• **Task brief**:
Check each line of the material below, and copy it if it holds the string "Attick".

• **Extracted material**:

□ □ □ □

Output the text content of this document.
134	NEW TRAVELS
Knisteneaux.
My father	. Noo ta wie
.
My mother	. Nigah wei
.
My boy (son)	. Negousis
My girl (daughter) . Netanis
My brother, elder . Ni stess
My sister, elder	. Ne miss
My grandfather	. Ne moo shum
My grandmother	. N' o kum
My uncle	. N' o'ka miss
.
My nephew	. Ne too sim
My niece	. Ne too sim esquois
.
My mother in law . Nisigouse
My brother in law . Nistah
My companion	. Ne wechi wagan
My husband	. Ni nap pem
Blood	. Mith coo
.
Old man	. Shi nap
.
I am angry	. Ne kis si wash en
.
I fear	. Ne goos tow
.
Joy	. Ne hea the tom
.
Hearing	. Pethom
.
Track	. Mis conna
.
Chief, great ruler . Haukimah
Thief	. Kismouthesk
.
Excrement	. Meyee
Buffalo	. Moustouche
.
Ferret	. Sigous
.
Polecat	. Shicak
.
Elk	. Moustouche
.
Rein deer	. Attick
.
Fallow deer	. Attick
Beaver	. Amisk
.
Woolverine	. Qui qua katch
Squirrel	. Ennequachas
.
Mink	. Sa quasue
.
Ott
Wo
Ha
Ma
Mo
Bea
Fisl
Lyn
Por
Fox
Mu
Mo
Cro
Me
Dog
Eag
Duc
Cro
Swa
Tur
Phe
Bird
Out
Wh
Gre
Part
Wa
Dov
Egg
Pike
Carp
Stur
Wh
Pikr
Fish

□ □ □ □

• **Final answer**:
Rein deer	. Attick
Fallow deer	. Attick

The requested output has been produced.